### EXCERPTED RECORDS
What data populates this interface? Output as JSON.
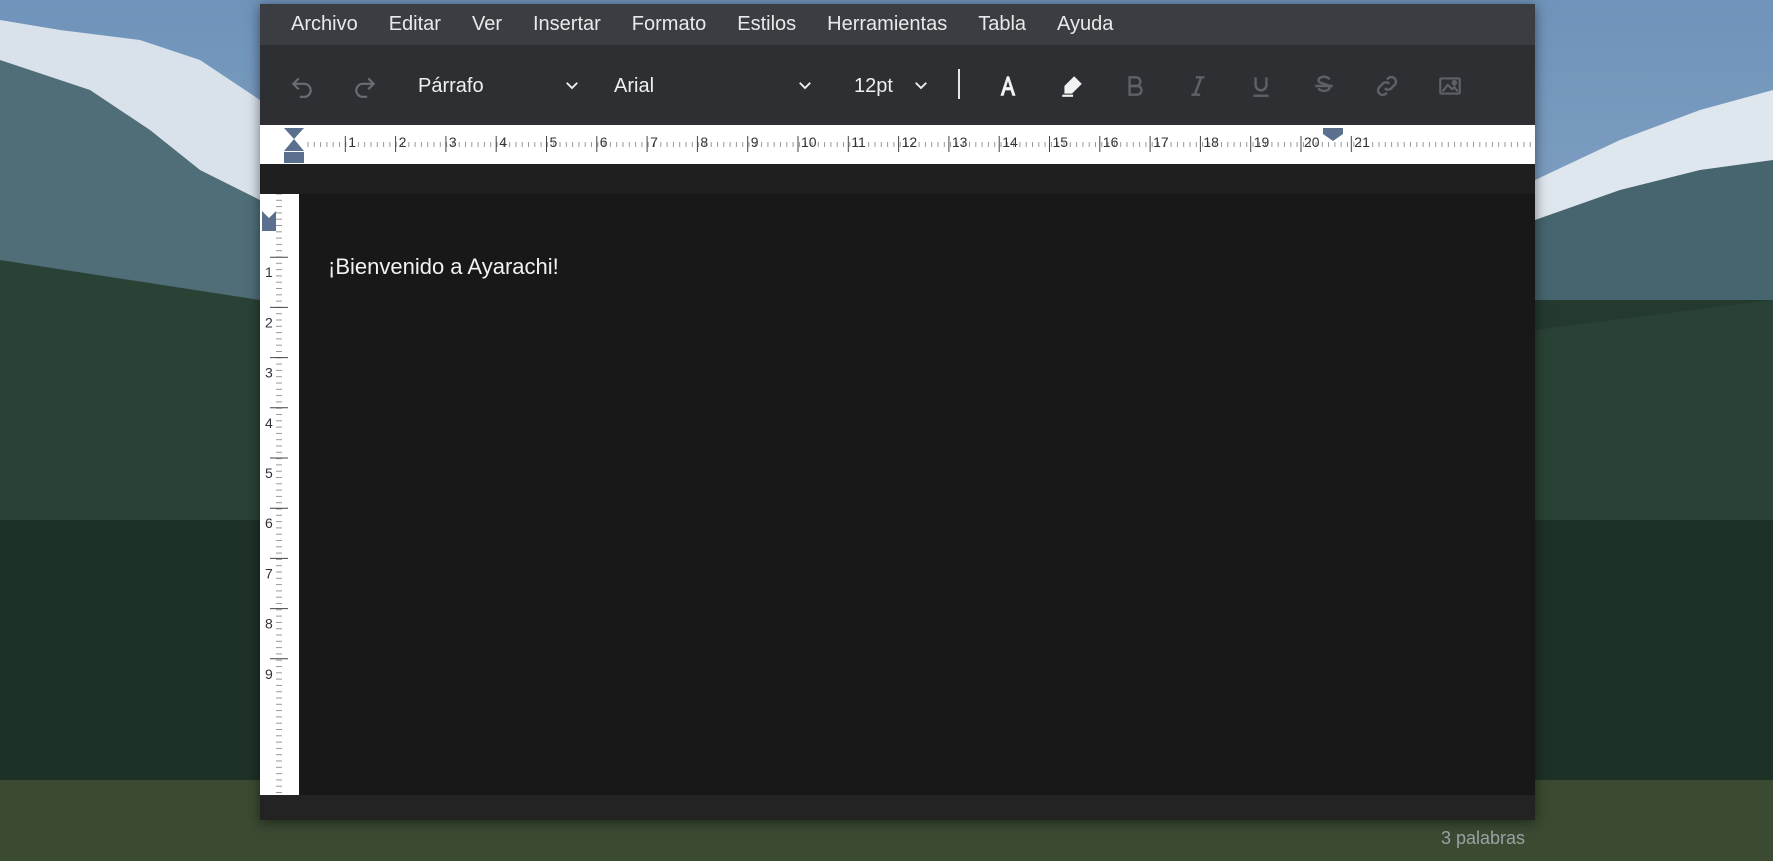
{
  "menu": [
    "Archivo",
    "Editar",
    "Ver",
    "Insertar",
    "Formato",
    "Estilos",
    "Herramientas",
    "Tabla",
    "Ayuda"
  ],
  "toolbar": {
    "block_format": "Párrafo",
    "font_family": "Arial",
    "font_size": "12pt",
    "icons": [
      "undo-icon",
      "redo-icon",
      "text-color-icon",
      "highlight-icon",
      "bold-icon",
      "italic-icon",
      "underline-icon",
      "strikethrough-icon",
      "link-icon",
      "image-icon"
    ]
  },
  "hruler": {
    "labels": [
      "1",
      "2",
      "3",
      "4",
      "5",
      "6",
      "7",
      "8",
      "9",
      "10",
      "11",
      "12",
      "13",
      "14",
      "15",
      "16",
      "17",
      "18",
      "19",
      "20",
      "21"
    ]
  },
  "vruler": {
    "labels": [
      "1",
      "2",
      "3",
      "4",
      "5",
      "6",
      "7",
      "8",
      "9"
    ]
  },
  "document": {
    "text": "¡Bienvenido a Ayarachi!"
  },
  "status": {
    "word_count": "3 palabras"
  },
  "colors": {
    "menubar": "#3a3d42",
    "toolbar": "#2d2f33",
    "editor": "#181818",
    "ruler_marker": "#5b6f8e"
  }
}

### GIVEN REQUEST
Give the entries again word for word, but skip the pictures.

### ANSWER BELOW
What data populates this interface? Output as JSON.
{
  "menu": [
    "Archivo",
    "Editar",
    "Ver",
    "Insertar",
    "Formato",
    "Estilos",
    "Herramientas",
    "Tabla",
    "Ayuda"
  ],
  "toolbar": {
    "block_format": "Párrafo",
    "font_family": "Arial",
    "font_size": "12pt",
    "icons": [
      "undo-icon",
      "redo-icon",
      "text-color-icon",
      "highlight-icon",
      "bold-icon",
      "italic-icon",
      "underline-icon",
      "strikethrough-icon",
      "link-icon",
      "image-icon"
    ]
  },
  "hruler": {
    "labels": [
      "1",
      "2",
      "3",
      "4",
      "5",
      "6",
      "7",
      "8",
      "9",
      "10",
      "11",
      "12",
      "13",
      "14",
      "15",
      "16",
      "17",
      "18",
      "19",
      "20",
      "21"
    ]
  },
  "vruler": {
    "labels": [
      "1",
      "2",
      "3",
      "4",
      "5",
      "6",
      "7",
      "8",
      "9"
    ]
  },
  "document": {
    "text": "¡Bienvenido a Ayarachi!"
  },
  "status": {
    "word_count": "3 palabras"
  },
  "colors": {
    "menubar": "#3a3d42",
    "toolbar": "#2d2f33",
    "editor": "#181818",
    "ruler_marker": "#5b6f8e"
  }
}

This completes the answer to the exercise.